» Stated problem
Your task is to filter the data below down to the lines holding "location".

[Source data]
========================================

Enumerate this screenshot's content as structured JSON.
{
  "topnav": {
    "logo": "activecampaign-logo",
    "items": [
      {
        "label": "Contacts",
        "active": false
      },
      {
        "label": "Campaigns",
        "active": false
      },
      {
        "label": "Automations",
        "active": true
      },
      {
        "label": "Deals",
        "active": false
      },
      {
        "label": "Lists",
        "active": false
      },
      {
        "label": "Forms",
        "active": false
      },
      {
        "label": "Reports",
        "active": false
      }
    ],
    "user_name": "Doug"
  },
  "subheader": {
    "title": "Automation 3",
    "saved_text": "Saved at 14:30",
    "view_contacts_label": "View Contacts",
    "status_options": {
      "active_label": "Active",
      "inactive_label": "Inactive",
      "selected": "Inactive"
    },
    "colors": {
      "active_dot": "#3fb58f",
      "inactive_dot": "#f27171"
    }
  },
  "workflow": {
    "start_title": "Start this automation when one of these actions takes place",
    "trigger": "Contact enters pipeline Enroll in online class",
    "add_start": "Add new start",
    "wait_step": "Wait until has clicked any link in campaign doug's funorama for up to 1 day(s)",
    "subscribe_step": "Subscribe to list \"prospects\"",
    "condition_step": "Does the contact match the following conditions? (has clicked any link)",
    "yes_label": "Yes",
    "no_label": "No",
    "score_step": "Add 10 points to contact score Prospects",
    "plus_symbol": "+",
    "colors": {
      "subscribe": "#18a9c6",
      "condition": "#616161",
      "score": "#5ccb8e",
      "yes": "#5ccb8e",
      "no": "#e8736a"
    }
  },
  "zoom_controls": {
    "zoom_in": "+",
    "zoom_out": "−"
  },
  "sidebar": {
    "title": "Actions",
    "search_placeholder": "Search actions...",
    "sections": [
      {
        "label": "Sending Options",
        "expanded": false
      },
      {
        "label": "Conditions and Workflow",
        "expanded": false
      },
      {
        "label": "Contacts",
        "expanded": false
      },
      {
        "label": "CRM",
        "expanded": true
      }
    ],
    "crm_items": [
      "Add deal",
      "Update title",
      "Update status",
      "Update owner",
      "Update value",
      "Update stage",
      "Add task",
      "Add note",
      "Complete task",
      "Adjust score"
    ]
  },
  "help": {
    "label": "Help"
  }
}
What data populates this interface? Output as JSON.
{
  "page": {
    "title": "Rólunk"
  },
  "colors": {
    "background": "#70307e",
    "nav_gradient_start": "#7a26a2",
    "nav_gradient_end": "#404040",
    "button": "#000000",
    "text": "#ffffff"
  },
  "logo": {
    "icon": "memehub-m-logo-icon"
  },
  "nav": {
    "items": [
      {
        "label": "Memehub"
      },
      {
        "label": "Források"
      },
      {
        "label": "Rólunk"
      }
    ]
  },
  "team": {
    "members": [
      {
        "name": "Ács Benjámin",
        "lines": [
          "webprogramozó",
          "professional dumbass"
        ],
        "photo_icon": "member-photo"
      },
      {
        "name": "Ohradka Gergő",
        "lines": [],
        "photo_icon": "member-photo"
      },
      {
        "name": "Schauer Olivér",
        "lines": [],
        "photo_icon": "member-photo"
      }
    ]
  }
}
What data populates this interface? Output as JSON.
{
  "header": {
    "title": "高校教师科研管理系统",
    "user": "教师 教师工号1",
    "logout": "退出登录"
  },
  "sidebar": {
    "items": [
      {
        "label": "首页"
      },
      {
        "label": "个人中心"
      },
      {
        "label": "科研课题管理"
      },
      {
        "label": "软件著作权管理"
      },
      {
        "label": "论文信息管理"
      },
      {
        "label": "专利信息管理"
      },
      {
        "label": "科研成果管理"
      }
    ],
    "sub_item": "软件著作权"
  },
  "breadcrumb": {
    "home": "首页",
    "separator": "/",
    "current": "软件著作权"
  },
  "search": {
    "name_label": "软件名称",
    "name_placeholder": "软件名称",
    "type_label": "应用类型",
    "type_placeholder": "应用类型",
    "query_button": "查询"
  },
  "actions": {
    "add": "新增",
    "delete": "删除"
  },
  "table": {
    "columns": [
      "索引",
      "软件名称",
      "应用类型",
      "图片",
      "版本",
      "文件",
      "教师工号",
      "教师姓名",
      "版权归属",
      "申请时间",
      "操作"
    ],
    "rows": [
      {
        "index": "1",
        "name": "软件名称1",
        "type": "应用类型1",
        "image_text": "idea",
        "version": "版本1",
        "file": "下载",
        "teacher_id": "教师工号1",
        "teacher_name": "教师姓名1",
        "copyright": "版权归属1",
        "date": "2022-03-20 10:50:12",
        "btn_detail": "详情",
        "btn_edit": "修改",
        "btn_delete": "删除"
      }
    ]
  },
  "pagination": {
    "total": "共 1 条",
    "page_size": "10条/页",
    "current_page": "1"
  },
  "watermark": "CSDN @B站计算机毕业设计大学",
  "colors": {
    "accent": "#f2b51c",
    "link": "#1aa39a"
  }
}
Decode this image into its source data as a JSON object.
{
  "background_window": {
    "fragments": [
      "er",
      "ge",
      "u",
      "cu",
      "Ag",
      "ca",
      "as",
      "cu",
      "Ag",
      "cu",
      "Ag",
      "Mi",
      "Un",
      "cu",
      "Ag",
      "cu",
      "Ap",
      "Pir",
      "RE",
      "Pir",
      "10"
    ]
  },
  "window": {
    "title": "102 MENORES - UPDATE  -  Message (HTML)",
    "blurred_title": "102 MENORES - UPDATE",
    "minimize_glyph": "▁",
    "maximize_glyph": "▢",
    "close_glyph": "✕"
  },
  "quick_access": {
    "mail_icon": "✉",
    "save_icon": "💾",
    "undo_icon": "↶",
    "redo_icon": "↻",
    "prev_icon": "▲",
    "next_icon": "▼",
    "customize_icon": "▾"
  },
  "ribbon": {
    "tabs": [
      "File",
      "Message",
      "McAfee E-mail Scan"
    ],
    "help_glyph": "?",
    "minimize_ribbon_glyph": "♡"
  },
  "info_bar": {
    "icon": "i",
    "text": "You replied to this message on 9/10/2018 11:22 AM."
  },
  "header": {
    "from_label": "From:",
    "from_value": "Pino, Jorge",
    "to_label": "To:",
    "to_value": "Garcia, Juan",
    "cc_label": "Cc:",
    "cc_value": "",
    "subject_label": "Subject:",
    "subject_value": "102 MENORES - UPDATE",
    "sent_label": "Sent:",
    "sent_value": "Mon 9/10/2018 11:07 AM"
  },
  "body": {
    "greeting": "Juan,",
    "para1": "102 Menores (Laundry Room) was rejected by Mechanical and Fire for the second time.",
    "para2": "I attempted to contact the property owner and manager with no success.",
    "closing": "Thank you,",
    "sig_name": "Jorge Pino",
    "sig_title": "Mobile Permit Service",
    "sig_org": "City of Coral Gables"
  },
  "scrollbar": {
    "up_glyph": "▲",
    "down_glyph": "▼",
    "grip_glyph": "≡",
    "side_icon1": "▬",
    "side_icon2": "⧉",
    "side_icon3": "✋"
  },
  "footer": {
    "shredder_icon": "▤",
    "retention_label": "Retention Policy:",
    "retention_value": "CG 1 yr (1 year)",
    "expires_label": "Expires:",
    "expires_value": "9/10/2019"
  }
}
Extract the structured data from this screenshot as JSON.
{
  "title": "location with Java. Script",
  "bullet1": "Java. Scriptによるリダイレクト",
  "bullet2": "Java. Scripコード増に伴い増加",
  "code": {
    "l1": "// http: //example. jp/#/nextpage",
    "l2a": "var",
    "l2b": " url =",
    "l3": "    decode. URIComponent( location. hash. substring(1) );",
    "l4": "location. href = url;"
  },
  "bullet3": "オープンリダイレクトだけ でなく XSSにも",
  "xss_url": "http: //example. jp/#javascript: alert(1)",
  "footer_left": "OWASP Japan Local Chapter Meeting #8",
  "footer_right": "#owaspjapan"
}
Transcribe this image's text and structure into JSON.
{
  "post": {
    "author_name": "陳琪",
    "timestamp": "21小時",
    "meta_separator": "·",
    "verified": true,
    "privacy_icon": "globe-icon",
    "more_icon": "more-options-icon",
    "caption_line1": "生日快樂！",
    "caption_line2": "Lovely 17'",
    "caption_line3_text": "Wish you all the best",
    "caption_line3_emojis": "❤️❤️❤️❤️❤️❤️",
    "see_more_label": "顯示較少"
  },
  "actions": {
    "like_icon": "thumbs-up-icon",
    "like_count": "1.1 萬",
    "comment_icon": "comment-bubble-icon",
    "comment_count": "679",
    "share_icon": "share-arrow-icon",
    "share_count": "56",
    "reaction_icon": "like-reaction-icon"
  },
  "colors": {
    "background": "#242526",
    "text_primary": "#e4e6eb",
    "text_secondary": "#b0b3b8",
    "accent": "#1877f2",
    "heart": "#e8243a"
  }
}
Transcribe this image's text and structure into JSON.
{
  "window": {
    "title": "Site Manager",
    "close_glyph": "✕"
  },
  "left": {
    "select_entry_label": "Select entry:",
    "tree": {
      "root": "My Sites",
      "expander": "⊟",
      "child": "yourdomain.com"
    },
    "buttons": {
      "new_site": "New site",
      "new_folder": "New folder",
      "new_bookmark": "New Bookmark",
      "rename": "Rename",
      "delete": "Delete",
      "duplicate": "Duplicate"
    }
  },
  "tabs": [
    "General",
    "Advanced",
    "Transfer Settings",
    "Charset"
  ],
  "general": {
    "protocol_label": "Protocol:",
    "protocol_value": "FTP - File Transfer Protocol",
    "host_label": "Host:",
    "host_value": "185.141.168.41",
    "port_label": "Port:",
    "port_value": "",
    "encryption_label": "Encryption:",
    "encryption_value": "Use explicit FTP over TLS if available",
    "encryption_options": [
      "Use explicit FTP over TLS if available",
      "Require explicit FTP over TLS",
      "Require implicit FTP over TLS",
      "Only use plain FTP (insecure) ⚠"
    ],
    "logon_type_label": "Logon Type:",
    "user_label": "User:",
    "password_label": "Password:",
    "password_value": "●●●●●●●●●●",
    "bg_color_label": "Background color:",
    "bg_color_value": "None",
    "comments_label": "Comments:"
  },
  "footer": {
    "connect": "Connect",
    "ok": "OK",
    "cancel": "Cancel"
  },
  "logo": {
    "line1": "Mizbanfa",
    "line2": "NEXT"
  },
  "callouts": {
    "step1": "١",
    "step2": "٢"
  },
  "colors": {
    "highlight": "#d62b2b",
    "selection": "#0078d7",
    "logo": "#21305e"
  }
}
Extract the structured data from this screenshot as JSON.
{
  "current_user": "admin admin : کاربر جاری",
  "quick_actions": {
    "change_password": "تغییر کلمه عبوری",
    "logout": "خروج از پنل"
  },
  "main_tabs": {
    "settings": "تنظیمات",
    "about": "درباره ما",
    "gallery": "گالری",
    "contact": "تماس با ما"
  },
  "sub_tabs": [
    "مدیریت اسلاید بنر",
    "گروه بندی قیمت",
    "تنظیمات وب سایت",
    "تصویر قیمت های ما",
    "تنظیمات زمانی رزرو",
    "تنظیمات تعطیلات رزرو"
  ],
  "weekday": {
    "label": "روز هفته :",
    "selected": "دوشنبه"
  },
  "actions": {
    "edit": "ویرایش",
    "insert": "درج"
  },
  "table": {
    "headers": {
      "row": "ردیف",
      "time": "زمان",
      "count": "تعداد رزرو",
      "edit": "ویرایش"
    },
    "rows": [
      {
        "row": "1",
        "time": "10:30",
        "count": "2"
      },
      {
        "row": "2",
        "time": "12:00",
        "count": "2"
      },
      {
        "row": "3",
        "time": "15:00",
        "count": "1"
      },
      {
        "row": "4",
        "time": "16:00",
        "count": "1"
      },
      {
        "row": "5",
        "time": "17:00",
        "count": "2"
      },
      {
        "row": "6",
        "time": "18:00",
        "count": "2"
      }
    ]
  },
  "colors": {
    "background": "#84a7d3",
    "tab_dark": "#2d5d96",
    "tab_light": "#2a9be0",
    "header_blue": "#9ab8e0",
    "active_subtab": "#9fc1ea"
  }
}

========================================

» Response for this exercise
  "title": "location with Java. Script",
    "l3": "    decode. URIComponent( location. hash. substring(1) );",
    "l4": "location. href = url;"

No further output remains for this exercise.